■ **What is being asked**
Identify each line in the records below that contains the word "activation", and copy it.

============================================================

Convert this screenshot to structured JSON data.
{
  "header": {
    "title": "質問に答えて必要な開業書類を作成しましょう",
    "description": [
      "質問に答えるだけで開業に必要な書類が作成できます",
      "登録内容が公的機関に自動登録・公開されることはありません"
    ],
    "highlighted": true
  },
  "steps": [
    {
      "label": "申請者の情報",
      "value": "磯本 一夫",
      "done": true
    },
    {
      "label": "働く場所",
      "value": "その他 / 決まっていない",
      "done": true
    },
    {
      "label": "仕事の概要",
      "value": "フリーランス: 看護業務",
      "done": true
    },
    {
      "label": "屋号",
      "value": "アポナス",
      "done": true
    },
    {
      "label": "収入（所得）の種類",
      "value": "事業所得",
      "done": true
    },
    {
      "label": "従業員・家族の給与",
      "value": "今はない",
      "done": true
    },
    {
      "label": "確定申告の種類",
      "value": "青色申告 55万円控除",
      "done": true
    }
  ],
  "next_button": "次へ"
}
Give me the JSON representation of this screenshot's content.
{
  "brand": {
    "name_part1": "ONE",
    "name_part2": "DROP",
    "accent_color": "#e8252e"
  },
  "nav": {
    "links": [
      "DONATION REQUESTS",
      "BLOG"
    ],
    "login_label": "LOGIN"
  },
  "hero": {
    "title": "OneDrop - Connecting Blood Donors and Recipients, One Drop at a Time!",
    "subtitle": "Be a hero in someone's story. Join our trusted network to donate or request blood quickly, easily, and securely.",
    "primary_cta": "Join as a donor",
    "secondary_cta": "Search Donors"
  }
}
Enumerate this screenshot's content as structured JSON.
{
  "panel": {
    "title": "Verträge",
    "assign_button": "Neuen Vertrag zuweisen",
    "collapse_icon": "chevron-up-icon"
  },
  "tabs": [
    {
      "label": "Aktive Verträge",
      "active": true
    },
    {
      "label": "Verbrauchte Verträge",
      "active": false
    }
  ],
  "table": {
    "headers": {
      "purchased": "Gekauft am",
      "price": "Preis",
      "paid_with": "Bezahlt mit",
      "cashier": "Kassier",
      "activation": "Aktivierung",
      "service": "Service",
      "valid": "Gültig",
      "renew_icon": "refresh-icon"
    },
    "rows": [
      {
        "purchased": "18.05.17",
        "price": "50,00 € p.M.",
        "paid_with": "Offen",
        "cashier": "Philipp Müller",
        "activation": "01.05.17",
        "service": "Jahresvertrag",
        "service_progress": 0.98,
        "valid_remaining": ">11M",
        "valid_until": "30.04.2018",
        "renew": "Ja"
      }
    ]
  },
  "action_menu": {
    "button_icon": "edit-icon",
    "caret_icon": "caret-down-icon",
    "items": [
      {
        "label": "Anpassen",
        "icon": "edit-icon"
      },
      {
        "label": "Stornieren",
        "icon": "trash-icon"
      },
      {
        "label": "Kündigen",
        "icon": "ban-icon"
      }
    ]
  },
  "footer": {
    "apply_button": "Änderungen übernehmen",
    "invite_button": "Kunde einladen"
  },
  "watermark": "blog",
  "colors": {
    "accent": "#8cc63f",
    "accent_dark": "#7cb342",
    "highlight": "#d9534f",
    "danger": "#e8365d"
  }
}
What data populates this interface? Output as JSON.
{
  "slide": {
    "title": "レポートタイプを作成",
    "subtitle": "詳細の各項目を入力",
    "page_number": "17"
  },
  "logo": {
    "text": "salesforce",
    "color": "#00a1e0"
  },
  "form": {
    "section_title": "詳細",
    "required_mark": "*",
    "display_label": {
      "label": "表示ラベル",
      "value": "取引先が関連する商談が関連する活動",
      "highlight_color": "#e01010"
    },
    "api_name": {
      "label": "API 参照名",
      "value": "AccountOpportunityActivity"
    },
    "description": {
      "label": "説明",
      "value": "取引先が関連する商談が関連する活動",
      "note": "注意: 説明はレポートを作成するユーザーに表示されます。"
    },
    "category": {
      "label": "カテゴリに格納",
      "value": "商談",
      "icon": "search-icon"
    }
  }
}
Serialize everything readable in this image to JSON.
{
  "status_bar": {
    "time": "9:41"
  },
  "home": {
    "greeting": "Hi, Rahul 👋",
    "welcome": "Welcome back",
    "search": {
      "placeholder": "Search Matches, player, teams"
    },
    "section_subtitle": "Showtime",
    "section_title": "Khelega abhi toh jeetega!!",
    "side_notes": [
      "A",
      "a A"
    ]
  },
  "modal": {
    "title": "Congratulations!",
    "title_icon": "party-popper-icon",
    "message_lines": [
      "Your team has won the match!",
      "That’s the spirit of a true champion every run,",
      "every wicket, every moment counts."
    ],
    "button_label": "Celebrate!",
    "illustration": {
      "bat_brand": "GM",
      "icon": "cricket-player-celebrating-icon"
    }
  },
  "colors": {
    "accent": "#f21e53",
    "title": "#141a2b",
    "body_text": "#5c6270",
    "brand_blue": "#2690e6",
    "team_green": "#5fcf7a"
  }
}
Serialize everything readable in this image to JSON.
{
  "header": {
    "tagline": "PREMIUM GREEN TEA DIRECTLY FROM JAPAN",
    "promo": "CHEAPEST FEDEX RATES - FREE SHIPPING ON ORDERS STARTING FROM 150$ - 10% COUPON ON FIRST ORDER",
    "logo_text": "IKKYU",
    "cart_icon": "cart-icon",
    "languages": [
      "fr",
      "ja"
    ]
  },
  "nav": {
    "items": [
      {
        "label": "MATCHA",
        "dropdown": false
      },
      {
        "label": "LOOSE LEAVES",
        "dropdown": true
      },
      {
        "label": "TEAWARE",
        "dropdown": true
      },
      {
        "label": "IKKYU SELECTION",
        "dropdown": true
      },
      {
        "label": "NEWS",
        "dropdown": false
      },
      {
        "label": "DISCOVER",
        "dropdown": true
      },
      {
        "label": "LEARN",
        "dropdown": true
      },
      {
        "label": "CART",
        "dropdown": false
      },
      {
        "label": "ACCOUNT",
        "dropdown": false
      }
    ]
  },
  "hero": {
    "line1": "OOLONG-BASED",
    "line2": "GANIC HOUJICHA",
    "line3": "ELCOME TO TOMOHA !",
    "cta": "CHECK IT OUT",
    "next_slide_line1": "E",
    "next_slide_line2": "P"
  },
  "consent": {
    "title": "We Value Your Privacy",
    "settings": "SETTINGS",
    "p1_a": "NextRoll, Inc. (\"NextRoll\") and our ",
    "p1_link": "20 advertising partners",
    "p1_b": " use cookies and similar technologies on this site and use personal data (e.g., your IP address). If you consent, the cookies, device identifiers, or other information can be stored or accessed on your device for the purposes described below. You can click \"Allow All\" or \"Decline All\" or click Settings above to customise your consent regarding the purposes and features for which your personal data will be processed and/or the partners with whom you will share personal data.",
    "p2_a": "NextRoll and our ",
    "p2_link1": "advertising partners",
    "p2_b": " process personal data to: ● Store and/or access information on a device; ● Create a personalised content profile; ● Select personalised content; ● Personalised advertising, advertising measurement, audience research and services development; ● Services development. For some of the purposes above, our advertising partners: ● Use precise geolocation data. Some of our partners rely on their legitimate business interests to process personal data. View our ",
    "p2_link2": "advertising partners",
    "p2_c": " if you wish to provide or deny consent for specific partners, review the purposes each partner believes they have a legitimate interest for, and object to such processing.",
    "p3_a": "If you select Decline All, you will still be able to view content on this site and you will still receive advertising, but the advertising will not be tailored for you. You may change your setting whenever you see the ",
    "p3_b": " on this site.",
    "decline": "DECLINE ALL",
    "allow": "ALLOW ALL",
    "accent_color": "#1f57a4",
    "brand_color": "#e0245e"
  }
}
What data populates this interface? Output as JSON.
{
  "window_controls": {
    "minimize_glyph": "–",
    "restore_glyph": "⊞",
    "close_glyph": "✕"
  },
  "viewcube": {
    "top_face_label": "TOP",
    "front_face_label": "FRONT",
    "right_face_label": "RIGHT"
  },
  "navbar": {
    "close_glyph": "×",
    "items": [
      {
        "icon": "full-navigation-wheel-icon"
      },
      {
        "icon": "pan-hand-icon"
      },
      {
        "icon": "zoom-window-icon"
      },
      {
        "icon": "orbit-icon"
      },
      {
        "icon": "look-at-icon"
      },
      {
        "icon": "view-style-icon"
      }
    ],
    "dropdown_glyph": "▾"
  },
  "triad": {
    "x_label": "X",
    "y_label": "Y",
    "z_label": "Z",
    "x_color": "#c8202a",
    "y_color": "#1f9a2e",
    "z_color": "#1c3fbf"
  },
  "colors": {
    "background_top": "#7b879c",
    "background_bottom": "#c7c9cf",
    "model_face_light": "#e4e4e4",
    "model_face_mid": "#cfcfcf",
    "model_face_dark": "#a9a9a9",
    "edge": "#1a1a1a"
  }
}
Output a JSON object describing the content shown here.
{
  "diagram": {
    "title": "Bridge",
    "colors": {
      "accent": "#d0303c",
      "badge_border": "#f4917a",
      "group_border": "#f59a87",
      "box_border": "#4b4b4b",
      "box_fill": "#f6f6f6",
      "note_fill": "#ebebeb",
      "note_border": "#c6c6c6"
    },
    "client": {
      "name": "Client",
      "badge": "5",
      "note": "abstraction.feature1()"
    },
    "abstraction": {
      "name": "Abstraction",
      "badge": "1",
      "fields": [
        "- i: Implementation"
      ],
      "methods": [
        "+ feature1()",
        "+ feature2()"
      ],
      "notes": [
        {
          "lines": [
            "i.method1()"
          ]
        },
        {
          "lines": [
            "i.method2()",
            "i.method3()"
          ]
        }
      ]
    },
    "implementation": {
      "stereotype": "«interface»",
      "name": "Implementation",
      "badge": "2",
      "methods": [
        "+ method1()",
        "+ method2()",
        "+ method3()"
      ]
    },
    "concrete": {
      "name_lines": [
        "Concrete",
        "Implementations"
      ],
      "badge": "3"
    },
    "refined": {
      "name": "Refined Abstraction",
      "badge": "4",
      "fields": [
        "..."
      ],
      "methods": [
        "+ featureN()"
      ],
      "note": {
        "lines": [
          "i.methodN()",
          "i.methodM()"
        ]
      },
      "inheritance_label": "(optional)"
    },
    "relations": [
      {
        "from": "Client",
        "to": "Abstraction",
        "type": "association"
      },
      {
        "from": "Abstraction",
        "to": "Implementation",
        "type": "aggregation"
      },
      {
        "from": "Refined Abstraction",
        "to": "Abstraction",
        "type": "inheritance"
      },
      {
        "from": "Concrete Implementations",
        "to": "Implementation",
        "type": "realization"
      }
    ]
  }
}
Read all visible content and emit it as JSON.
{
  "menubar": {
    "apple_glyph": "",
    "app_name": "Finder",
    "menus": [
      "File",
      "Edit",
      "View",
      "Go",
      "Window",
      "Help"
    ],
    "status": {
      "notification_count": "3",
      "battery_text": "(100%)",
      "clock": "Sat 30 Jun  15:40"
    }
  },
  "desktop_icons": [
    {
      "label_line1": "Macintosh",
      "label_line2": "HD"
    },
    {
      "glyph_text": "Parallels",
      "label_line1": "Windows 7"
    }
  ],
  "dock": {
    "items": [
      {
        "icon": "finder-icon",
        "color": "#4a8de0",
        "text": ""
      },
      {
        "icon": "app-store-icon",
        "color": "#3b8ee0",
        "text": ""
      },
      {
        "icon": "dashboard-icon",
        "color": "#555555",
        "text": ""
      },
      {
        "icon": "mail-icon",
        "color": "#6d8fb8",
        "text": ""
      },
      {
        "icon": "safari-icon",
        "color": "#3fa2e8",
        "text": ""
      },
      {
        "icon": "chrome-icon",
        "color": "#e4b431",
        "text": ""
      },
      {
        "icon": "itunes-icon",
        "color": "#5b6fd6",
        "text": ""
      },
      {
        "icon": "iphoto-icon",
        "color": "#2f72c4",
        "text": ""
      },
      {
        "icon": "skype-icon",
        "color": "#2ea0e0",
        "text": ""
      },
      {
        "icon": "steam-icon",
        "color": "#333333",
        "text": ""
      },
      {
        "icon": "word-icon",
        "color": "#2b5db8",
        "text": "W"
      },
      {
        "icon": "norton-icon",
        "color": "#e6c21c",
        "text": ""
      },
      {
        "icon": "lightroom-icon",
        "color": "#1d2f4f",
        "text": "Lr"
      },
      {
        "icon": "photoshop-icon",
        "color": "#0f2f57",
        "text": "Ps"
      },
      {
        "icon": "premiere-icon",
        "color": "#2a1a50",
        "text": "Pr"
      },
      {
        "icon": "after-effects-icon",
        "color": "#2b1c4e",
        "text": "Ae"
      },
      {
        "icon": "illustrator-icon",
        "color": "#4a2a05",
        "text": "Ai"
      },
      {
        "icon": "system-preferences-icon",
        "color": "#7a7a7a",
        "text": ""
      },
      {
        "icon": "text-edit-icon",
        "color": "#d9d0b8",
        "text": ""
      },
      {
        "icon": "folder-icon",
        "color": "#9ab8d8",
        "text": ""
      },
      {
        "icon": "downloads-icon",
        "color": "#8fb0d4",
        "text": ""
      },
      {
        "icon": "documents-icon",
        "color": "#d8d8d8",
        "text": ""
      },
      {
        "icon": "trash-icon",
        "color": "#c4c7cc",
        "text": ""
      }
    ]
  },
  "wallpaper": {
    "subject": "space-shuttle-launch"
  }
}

============================================================

■ **Task response**
      "activation": "Aktivierung",
        "activation": "01.05.17",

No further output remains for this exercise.